**CHALLENGE:**
Below are the records. List every line holding the word "atau".

----- PROVIDED RECORDS -----

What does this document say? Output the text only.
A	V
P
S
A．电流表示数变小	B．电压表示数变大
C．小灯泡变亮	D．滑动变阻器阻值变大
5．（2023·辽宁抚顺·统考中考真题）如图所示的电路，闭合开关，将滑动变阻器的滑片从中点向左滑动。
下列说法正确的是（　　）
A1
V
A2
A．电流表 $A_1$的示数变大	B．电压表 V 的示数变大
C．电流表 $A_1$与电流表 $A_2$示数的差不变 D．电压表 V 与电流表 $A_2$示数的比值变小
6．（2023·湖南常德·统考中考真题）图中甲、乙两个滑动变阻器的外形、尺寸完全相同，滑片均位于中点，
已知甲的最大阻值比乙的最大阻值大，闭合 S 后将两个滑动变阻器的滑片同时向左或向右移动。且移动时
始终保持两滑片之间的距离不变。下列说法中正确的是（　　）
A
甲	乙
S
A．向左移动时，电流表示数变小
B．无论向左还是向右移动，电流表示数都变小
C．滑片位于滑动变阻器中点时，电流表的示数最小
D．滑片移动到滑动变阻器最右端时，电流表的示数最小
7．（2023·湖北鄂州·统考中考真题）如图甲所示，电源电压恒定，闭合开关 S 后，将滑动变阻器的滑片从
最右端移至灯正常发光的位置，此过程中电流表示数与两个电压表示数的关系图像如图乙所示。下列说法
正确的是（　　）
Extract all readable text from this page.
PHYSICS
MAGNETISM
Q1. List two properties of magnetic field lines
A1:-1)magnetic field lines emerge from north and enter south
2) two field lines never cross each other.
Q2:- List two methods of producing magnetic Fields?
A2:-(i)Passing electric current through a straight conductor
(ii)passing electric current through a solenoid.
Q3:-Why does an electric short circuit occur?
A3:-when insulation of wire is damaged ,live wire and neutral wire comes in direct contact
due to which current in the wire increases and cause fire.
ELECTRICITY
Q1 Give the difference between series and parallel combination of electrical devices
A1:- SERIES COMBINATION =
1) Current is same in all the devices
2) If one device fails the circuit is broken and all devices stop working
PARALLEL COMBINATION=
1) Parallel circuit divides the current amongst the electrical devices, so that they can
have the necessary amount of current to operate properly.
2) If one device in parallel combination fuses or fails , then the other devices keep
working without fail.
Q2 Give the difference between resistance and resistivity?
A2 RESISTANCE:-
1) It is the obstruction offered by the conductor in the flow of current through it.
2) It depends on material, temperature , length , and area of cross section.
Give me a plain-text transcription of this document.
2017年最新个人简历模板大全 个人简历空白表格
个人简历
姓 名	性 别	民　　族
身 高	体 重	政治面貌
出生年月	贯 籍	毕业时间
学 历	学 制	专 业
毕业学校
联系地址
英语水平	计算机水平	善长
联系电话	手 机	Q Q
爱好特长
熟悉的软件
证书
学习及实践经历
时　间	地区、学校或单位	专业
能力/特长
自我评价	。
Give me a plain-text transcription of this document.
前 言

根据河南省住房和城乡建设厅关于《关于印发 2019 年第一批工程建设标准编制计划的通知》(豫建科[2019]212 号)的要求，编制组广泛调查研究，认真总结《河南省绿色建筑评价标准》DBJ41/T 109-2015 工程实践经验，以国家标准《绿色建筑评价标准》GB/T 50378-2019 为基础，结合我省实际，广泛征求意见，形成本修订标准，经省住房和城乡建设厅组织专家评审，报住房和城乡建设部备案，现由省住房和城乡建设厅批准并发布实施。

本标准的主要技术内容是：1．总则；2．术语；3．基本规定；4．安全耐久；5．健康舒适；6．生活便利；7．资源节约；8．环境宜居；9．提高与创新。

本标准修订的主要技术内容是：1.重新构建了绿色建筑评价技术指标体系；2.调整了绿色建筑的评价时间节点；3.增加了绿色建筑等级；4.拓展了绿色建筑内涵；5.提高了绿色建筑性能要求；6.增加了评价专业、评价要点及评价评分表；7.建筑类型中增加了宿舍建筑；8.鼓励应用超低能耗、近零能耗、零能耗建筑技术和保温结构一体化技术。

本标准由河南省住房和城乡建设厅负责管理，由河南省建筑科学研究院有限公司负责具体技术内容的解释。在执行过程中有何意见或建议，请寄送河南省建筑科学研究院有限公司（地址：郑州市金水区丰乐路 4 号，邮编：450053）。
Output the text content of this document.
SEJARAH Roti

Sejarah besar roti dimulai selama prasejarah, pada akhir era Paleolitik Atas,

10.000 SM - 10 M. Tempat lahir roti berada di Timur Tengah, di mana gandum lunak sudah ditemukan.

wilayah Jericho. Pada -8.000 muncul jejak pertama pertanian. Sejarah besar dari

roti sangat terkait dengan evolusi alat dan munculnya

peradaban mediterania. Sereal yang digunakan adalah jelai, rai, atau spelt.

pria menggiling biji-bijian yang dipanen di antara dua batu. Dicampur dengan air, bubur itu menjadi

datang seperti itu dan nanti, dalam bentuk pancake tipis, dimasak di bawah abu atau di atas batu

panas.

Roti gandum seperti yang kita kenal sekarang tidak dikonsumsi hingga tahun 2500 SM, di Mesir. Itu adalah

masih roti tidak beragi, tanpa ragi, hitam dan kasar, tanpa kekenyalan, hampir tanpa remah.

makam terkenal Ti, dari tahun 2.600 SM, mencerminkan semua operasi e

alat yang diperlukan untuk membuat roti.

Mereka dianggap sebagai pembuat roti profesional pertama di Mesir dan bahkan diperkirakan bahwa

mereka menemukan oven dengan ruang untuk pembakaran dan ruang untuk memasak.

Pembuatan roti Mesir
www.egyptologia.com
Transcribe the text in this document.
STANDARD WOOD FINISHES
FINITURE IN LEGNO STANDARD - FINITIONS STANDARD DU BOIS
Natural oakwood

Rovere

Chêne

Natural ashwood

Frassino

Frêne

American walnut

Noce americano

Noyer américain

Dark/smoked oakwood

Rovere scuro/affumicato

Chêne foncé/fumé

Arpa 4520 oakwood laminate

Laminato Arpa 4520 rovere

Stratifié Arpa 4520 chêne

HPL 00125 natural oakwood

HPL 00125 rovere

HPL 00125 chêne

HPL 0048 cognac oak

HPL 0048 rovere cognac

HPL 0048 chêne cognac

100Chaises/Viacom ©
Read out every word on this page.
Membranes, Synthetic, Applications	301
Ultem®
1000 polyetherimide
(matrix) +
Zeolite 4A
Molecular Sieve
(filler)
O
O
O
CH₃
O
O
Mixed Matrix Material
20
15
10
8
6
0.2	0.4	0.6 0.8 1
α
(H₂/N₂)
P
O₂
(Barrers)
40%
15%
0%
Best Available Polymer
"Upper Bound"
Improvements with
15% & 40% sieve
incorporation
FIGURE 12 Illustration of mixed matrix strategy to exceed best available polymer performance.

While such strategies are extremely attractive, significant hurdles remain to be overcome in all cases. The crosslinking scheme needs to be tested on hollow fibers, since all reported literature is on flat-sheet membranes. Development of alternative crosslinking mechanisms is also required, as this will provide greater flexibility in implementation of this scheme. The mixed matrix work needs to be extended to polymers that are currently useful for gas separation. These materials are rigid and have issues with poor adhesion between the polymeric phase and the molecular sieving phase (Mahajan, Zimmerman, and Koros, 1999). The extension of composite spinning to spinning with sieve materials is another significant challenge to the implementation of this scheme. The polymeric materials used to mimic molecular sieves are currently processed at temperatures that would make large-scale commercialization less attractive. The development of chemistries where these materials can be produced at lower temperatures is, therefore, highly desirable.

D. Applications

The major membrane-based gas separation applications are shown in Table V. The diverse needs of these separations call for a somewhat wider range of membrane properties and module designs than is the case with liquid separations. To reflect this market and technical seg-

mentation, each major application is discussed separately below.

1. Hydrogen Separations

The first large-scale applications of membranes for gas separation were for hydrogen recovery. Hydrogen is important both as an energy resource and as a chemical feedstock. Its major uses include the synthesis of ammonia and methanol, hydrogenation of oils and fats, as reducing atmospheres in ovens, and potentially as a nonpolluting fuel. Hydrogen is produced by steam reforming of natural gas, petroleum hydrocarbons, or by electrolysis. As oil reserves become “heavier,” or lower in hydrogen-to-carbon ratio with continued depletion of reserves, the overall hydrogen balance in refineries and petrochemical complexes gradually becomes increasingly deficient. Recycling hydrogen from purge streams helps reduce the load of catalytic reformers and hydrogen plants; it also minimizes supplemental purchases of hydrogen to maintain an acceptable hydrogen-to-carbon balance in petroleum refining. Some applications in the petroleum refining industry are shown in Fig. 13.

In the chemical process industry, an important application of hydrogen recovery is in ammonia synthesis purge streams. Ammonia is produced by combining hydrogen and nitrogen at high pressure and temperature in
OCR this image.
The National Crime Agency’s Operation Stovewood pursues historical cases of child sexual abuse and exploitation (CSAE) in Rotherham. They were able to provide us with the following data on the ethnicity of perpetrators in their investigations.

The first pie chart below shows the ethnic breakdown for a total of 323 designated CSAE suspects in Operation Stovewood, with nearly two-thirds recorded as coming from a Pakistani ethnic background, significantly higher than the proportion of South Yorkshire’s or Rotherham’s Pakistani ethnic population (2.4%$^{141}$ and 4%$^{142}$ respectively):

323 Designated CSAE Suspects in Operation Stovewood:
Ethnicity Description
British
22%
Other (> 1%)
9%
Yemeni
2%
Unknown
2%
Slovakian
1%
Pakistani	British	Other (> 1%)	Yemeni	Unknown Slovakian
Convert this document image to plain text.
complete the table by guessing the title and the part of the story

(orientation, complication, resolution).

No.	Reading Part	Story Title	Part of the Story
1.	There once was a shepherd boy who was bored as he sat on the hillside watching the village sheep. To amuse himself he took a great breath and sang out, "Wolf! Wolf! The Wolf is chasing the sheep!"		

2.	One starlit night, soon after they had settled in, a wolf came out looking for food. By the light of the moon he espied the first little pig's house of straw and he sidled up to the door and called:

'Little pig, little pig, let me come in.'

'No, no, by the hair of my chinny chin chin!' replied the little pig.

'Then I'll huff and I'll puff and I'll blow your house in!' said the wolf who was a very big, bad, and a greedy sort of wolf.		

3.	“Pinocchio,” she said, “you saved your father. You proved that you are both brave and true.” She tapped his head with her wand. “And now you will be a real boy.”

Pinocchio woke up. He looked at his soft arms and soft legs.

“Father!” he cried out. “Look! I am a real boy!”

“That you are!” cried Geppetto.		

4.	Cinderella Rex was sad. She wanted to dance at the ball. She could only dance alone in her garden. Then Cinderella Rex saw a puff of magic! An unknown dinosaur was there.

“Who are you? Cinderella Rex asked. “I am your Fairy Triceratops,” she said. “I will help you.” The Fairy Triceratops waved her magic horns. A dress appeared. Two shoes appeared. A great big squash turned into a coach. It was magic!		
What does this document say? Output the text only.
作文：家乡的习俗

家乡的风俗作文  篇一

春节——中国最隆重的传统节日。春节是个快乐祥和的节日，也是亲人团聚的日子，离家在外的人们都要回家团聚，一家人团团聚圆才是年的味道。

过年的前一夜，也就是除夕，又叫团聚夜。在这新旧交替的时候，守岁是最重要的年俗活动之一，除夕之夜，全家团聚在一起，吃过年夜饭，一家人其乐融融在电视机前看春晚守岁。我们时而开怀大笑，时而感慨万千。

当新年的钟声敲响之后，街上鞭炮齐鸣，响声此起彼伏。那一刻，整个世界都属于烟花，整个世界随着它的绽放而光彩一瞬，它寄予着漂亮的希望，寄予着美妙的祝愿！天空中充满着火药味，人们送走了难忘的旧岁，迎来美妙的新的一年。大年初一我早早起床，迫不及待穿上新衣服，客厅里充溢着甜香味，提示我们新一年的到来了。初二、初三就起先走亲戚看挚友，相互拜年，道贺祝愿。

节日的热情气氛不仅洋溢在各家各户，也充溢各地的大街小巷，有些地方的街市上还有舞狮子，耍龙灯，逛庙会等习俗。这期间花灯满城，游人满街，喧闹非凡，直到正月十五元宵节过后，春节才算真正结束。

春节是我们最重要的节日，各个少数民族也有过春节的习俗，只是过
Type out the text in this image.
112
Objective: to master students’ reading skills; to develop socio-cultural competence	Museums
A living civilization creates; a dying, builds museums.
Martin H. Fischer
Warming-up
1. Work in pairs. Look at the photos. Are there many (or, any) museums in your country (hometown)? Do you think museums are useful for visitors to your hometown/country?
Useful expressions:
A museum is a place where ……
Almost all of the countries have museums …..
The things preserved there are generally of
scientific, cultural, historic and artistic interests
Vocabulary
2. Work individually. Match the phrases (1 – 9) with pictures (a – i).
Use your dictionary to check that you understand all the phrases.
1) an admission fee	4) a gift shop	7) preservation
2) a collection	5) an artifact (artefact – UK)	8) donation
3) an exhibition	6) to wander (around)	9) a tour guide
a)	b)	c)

-----

**RESPONSE TO THE TASK:**
peradaban mediterania. Sereal yang digunakan adalah jelai, rai, atau spelt.
datang seperti itu dan nanti, dalam bentuk pancake tipis, dimasak di bawah abu atau di atas batu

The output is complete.